> _What is asked_
Keep the images out and copy every entry below exactly.

START

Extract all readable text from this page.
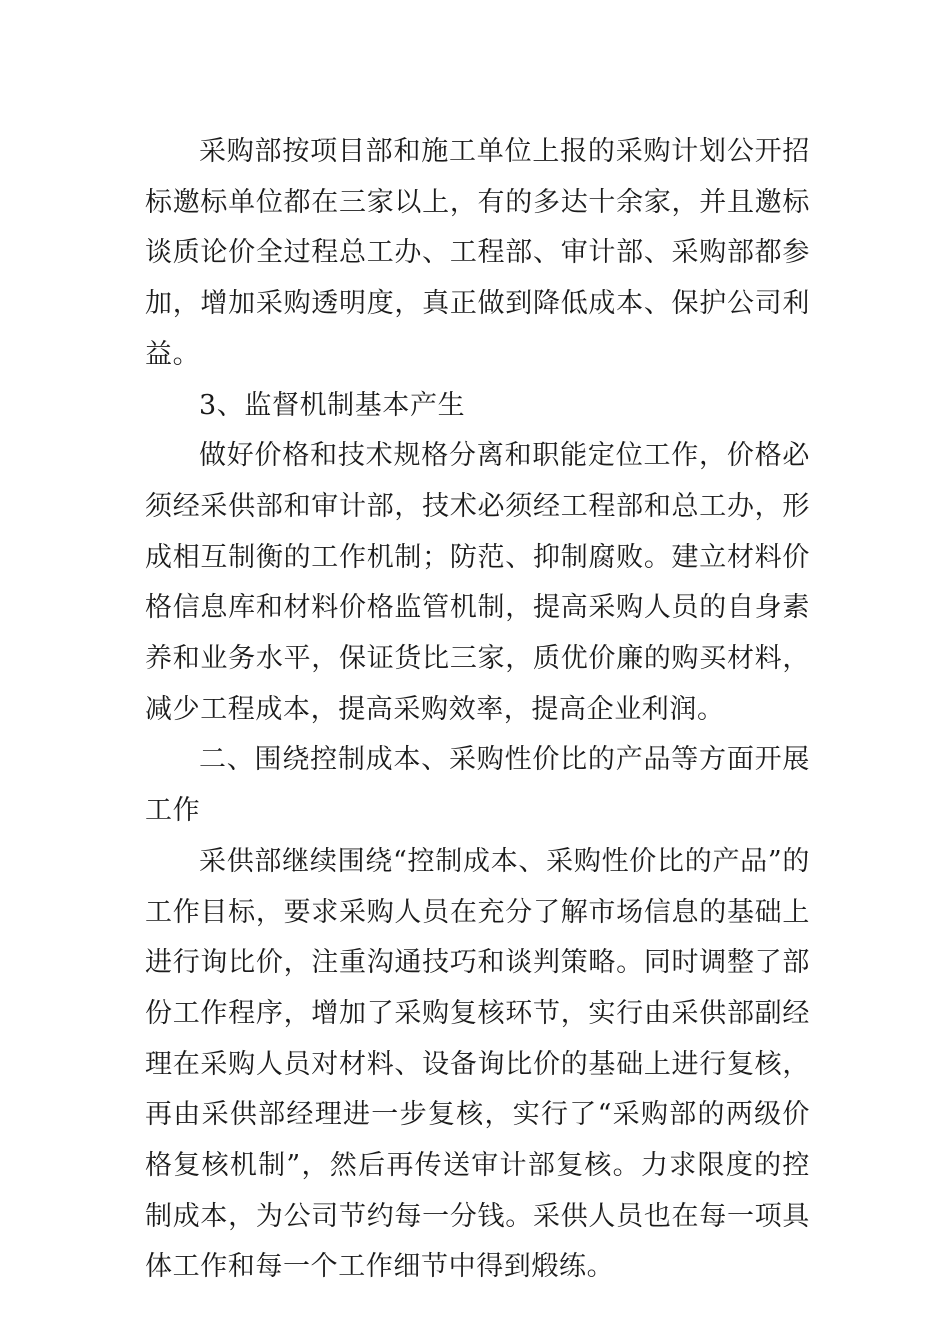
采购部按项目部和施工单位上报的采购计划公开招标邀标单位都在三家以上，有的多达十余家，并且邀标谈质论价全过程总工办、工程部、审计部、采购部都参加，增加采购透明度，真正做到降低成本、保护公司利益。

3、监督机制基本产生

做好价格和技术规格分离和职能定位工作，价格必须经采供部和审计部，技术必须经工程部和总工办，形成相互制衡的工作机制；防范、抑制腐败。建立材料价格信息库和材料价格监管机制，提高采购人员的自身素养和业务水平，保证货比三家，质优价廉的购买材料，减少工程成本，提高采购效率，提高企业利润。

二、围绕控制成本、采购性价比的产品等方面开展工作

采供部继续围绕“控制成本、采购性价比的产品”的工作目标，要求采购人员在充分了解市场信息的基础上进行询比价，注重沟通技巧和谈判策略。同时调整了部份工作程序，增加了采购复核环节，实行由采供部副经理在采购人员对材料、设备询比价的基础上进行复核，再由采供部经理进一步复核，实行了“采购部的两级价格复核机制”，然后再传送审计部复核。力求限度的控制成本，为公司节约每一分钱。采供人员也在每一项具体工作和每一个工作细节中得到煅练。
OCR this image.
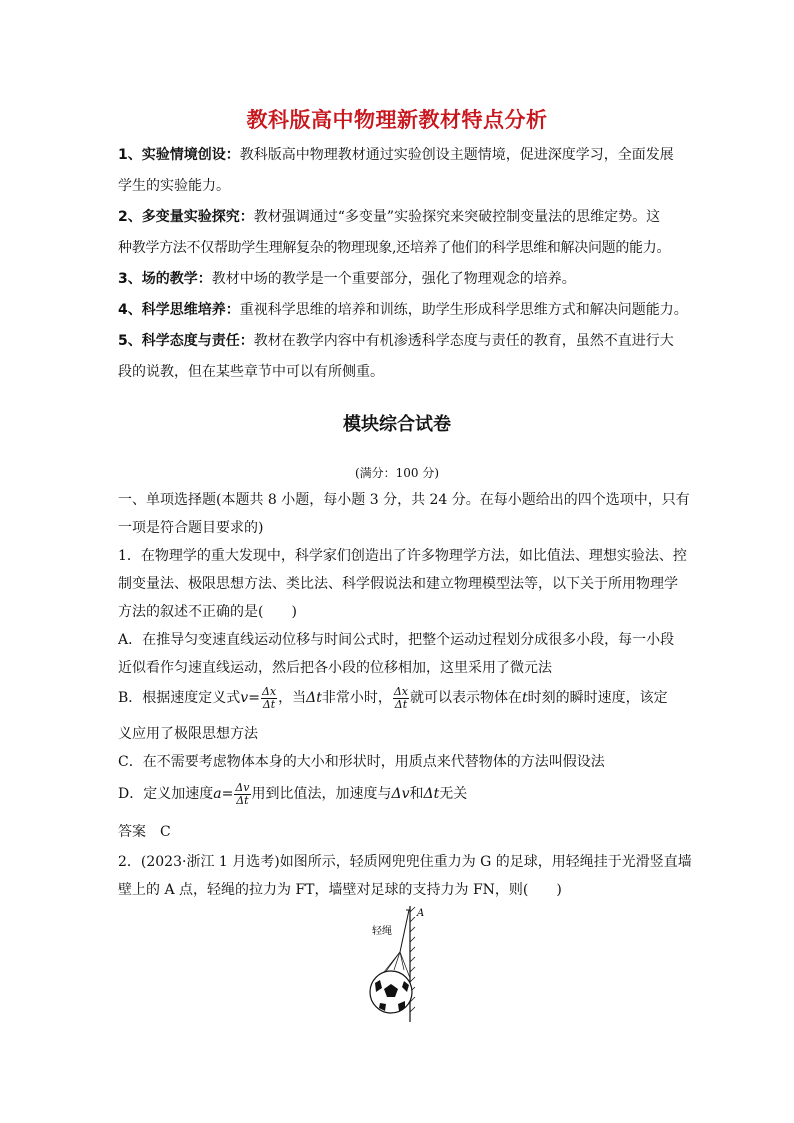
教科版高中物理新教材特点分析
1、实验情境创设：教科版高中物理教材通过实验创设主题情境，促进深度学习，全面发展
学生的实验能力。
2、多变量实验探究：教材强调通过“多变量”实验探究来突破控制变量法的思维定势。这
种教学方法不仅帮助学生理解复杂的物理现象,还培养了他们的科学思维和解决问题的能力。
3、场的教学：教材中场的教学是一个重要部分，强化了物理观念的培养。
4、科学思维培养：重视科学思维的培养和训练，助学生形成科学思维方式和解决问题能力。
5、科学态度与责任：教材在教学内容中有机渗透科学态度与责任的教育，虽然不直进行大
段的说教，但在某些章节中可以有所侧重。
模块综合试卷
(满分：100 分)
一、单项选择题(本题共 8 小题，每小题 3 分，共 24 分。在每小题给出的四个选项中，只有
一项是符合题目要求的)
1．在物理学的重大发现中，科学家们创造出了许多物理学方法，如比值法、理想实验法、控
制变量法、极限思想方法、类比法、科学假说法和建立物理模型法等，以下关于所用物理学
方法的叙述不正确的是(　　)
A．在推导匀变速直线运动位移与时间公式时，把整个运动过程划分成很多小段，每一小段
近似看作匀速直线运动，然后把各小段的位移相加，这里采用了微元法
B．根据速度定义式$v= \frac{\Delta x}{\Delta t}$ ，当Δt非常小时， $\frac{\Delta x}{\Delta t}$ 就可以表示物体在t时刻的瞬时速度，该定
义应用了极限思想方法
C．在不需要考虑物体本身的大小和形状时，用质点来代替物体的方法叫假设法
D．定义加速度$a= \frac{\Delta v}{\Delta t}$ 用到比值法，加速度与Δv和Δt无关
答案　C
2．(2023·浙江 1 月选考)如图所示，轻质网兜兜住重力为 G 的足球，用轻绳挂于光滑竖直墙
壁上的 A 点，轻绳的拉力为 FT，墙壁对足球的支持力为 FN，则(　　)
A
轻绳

END

> _Response to this exercise_
Extract all readable text from this page.
采购部按项目部和施工单位上报的采购计划公开招标邀标单位都在三家以上，有的多达十余家，并且邀标谈质论价全过程总工办、工程部、审计部、采购部都参加，增加采购透明度，真正做到降低成本、保护公司利益。

3、监督机制基本产生

做好价格和技术规格分离和职能定位工作，价格必须经采供部和审计部，技术必须经工程部和总工办，形成相互制衡的工作机制；防范、抑制腐败。建立材料价格信息库和材料价格监管机制，提高采购人员的自身素养和业务水平，保证货比三家，质优价廉的购买材料，减少工程成本，提高采购效率，提高企业利润。

二、围绕控制成本、采购性价比的产品等方面开展工作

采供部继续围绕“控制成本、采购性价比的产品”的工作目标，要求采购人员在充分了解市场信息的基础上进行询比价，注重沟通技巧和谈判策略。同时调整了部份工作程序，增加了采购复核环节，实行由采供部副经理在采购人员对材料、设备询比价的基础上进行复核，再由采供部经理进一步复核，实行了“采购部的两级价格复核机制”，然后再传送审计部复核。力求限度的控制成本，为公司节约每一分钱。采供人员也在每一项具体工作和每一个工作细节中得到煅练。
OCR this image.
教科版高中物理新教材特点分析
1、实验情境创设：教科版高中物理教材通过实验创设主题情境，促进深度学习，全面发展
学生的实验能力。
2、多变量实验探究：教材强调通过“多变量”实验探究来突破控制变量法的思维定势。这
种教学方法不仅帮助学生理解复杂的物理现象,还培养了他们的科学思维和解决问题的能力。
3、场的教学：教材中场的教学是一个重要部分，强化了物理观念的培养。
4、科学思维培养：重视科学思维的培养和训练，助学生形成科学思维方式和解决问题能力。
5、科学态度与责任：教材在教学内容中有机渗透科学态度与责任的教育，虽然不直进行大
段的说教，但在某些章节中可以有所侧重。
模块综合试卷
(满分：100 分)
一、单项选择题(本题共 8 小题，每小题 3 分，共 24 分。在每小题给出的四个选项中，只有
一项是符合题目要求的)
1．在物理学的重大发现中，科学家们创造出了许多物理学方法，如比值法、理想实验法、控
制变量法、极限思想方法、类比法、科学假说法和建立物理模型法等，以下关于所用物理学
方法的叙述不正确的是(　　)
A．在推导匀变速直线运动位移与时间公式时，把整个运动过程划分成很多小段，每一小段
近似看作匀速直线运动，然后把各小段的位移相加，这里采用了微元法
B．根据速度定义式$v= \frac{\Delta x}{\Delta t}$ ，当Δt非常小时， $\frac{\Delta x}{\Delta t}$ 就可以表示物体在t时刻的瞬时速度，该定
义应用了极限思想方法
C．在不需要考虑物体本身的大小和形状时，用质点来代替物体的方法叫假设法
D．定义加速度$a= \frac{\Delta v}{\Delta t}$ 用到比值法，加速度与Δv和Δt无关
答案　C
2．(2023·浙江 1 月选考)如图所示，轻质网兜兜住重力为 G 的足球，用轻绳挂于光滑竖直墙
壁上的 A 点，轻绳的拉力为 FT，墙壁对足球的支持力为 FN，则(　　)
A
轻绳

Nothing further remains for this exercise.